Problem statement - Extract all records. Keep each one exact.
+--
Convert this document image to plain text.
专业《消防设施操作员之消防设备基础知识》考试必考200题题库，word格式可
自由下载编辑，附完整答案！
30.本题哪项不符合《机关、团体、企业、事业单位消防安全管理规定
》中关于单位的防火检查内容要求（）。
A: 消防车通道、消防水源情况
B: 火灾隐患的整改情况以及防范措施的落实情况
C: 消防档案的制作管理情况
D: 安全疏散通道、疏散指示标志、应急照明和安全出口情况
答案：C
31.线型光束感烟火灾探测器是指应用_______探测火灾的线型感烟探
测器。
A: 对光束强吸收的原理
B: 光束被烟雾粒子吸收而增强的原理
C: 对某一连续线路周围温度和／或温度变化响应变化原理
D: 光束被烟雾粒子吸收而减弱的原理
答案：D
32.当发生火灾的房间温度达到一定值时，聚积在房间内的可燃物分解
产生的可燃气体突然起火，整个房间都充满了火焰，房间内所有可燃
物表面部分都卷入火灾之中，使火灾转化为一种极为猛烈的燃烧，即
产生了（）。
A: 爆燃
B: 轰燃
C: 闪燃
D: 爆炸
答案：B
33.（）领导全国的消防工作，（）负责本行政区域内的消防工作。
+--
Response to the exercise -
Convert this document image to plain text.
专业《消防设施操作员之消防设备基础知识》考试必考200题题库，word格式可
自由下载编辑，附完整答案！
30.本题哪项不符合《机关、团体、企业、事业单位消防安全管理规定
》中关于单位的防火检查内容要求（）。
A: 消防车通道、消防水源情况
B: 火灾隐患的整改情况以及防范措施的落实情况
C: 消防档案的制作管理情况
D: 安全疏散通道、疏散指示标志、应急照明和安全出口情况
答案：C
31.线型光束感烟火灾探测器是指应用_______探测火灾的线型感烟探
测器。
A: 对光束强吸收的原理
B: 光束被烟雾粒子吸收而增强的原理
C: 对某一连续线路周围温度和／或温度变化响应变化原理
D: 光束被烟雾粒子吸收而减弱的原理
答案：D
32.当发生火灾的房间温度达到一定值时，聚积在房间内的可燃物分解
产生的可燃气体突然起火，整个房间都充满了火焰，房间内所有可燃
物表面部分都卷入火灾之中，使火灾转化为一种极为猛烈的燃烧，即
产生了（）。
A: 爆燃
B: 轰燃
C: 闪燃
D: 爆炸
答案：B
33.（）领导全国的消防工作，（）负责本行政区域内的消防工作。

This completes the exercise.